#### Short problem
Reproduce all of the records exactly.

#### Stored records
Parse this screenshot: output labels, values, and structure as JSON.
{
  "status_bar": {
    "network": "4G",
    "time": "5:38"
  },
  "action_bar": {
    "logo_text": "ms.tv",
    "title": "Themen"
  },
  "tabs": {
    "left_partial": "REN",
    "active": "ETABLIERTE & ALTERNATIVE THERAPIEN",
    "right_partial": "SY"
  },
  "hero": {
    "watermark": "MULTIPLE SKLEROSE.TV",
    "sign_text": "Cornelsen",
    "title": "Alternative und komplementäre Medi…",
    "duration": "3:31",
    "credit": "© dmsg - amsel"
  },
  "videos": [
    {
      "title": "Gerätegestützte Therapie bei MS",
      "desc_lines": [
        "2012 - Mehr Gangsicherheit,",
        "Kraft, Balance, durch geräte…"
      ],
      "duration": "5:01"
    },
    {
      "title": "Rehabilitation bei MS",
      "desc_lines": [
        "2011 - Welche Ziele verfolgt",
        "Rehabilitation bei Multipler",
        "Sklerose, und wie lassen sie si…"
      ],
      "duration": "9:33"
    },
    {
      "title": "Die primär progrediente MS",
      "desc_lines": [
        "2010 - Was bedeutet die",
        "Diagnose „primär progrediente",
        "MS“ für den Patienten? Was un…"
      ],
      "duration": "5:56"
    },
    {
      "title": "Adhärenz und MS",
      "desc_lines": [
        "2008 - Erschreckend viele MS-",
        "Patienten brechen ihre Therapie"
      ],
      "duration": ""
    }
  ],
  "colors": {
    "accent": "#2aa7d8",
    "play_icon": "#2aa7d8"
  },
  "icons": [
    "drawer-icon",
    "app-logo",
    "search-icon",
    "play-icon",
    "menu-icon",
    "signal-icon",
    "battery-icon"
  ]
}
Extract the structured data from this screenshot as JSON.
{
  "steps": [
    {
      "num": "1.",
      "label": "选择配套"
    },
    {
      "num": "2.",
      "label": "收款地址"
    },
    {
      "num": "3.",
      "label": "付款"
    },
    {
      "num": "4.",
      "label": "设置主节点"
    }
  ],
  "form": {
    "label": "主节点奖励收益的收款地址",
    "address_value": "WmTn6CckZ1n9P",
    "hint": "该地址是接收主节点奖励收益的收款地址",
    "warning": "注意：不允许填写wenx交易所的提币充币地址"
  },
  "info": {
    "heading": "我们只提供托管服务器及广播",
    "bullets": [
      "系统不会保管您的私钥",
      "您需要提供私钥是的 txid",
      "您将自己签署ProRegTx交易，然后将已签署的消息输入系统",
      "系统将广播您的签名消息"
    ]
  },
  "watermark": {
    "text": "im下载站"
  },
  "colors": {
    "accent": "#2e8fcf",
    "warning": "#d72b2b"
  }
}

#### Task solution
Parse this screenshot: output labels, values, and structure as JSON.
{
  "status_bar": {
    "network": "4G",
    "time": "5:38"
  },
  "action_bar": {
    "logo_text": "ms.tv",
    "title": "Themen"
  },
  "tabs": {
    "left_partial": "REN",
    "active": "ETABLIERTE & ALTERNATIVE THERAPIEN",
    "right_partial": "SY"
  },
  "hero": {
    "watermark": "MULTIPLE SKLEROSE.TV",
    "sign_text": "Cornelsen",
    "title": "Alternative und komplementäre Medi…",
    "duration": "3:31",
    "credit": "© dmsg - amsel"
  },
  "videos": [
    {
      "title": "Gerätegestützte Therapie bei MS",
      "desc_lines": [
        "2012 - Mehr Gangsicherheit,",
        "Kraft, Balance, durch geräte…"
      ],
      "duration": "5:01"
    },
    {
      "title": "Rehabilitation bei MS",
      "desc_lines": [
        "2011 - Welche Ziele verfolgt",
        "Rehabilitation bei Multipler",
        "Sklerose, und wie lassen sie si…"
      ],
      "duration": "9:33"
    },
    {
      "title": "Die primär progrediente MS",
      "desc_lines": [
        "2010 - Was bedeutet die",
        "Diagnose „primär progrediente",
        "MS“ für den Patienten? Was un…"
      ],
      "duration": "5:56"
    },
    {
      "title": "Adhärenz und MS",
      "desc_lines": [
        "2008 - Erschreckend viele MS-",
        "Patienten brechen ihre Therapie"
      ],
      "duration": ""
    }
  ],
  "colors": {
    "accent": "#2aa7d8",
    "play_icon": "#2aa7d8"
  },
  "icons": [
    "drawer-icon",
    "app-logo",
    "search-icon",
    "play-icon",
    "menu-icon",
    "signal-icon",
    "battery-icon"
  ]
}
Extract the structured data from this screenshot as JSON.
{
  "steps": [
    {
      "num": "1.",
      "label": "选择配套"
    },
    {
      "num": "2.",
      "label": "收款地址"
    },
    {
      "num": "3.",
      "label": "付款"
    },
    {
      "num": "4.",
      "label": "设置主节点"
    }
  ],
  "form": {
    "label": "主节点奖励收益的收款地址",
    "address_value": "WmTn6CckZ1n9P",
    "hint": "该地址是接收主节点奖励收益的收款地址",
    "warning": "注意：不允许填写wenx交易所的提币充币地址"
  },
  "info": {
    "heading": "我们只提供托管服务器及广播",
    "bullets": [
      "系统不会保管您的私钥",
      "您需要提供私钥是的 txid",
      "您将自己签署ProRegTx交易，然后将已签署的消息输入系统",
      "系统将广播您的签名消息"
    ]
  },
  "watermark": {
    "text": "im下载站"
  },
  "colors": {
    "accent": "#2e8fcf",
    "warning": "#d72b2b"
  }
}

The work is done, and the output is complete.